[start RECORDS TO USE]

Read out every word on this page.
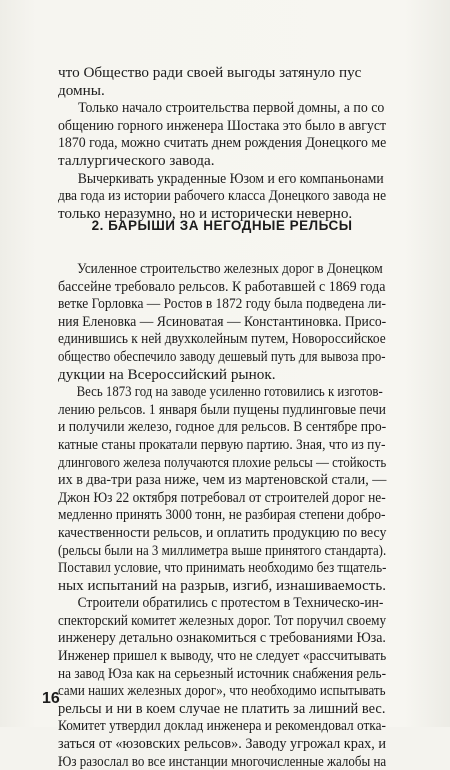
что Общество ради своей выгоды затянуло пус
домны.
Только начало строительства первой домны, а по со
общению горного инженера Шостака это было в август
1870 года, можно считать днем рождения Донецкого ме
таллургического завода.
Вычеркивать украденные Юзом и его компаньонами
два года из истории рабочего класса Донецкого завода не
только неразумно, но и исторически неверно.
2. БАРЫШИ ЗА НЕГОДНЫЕ РЕЛЬСЫ
Усиленное строительство железных дорог в Донецком
бассейне требовало рельсов. К работавшей с 1869 года
ветке Горловка — Ростов в 1872 году была подведена ли-
ния Еленовка — Ясиноватая — Константиновка. Присо-
единившись к ней двухколейным путем, Новороссийское
общество обеспечило заводу дешевый путь для вывоза про-
дукции на Всероссийский рынок.
Весь 1873 год на заводе усиленно готовились к изготов-
лению рельсов. 1 января были пущены пудлинговые печи
и получили железо, годное для рельсов. В сентябре про-
катные станы прокатали первую партию. Зная, что из пу-
длингового железа получаются плохие рельсы — стойкость
их в два-три раза ниже, чем из мартеновской стали, —
Джон Юз 22 октября потребовал от строителей дорог не-
медленно принять 3000 тонн, не разбирая степени добро-
качественности рельсов, и оплатить продукцию по весу
(рельсы были на 3 миллиметра выше принятого стандарта).
Поставил условие, что принимать необходимо без тщатель-
ных испытаний на разрыв, изгиб, изнашиваемость.
Строители обратились с протестом в Техническо-ин-
спекторский комитет железных дорог. Тот поручил своему
инженеру детально ознакомиться с требованиями Юза.
Инженер пришел к выводу, что не следует «рассчитывать
на завод Юза как на серьезный источник снабжения рель-
сами наших железных дорог», что необходимо испытывать
рельсы и ни в коем случае не платить за лишний вес.
Комитет утвердил доклад инженера и рекомендовал отка-
заться от «юзовских рельсов». Заводу угрожал крах, и
Юз разослал во все инстанции многочисленные жалобы на
16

[end RECORDS TO USE]

> _WHAT IS ASKED_
Quote the data above in full, leaving out the pictures it holds.

> _TASK OUTPUT_
Read out every word on this page.
что Общество ради своей выгоды затянуло пус
домны.
Только начало строительства первой домны, а по со
общению горного инженера Шостака это было в август
1870 года, можно считать днем рождения Донецкого ме
таллургического завода.
Вычеркивать украденные Юзом и его компаньонами
два года из истории рабочего класса Донецкого завода не
только неразумно, но и исторически неверно.
2. БАРЫШИ ЗА НЕГОДНЫЕ РЕЛЬСЫ
Усиленное строительство железных дорог в Донецком
бассейне требовало рельсов. К работавшей с 1869 года
ветке Горловка — Ростов в 1872 году была подведена ли-
ния Еленовка — Ясиноватая — Константиновка. Присо-
единившись к ней двухколейным путем, Новороссийское
общество обеспечило заводу дешевый путь для вывоза про-
дукции на Всероссийский рынок.
Весь 1873 год на заводе усиленно готовились к изготов-
лению рельсов. 1 января были пущены пудлинговые печи
и получили железо, годное для рельсов. В сентябре про-
катные станы прокатали первую партию. Зная, что из пу-
длингового железа получаются плохие рельсы — стойкость
их в два-три раза ниже, чем из мартеновской стали, —
Джон Юз 22 октября потребовал от строителей дорог не-
медленно принять 3000 тонн, не разбирая степени добро-
качественности рельсов, и оплатить продукцию по весу
(рельсы были на 3 миллиметра выше принятого стандарта).
Поставил условие, что принимать необходимо без тщатель-
ных испытаний на разрыв, изгиб, изнашиваемость.
Строители обратились с протестом в Техническо-ин-
спекторский комитет железных дорог. Тот поручил своему
инженеру детально ознакомиться с требованиями Юза.
Инженер пришел к выводу, что не следует «рассчитывать
на завод Юза как на серьезный источник снабжения рель-
сами наших железных дорог», что необходимо испытывать
рельсы и ни в коем случае не платить за лишний вес.
Комитет утвердил доклад инженера и рекомендовал отка-
заться от «юзовских рельсов». Заводу угрожал крах, и
Юз разослал во все инстанции многочисленные жалобы на
16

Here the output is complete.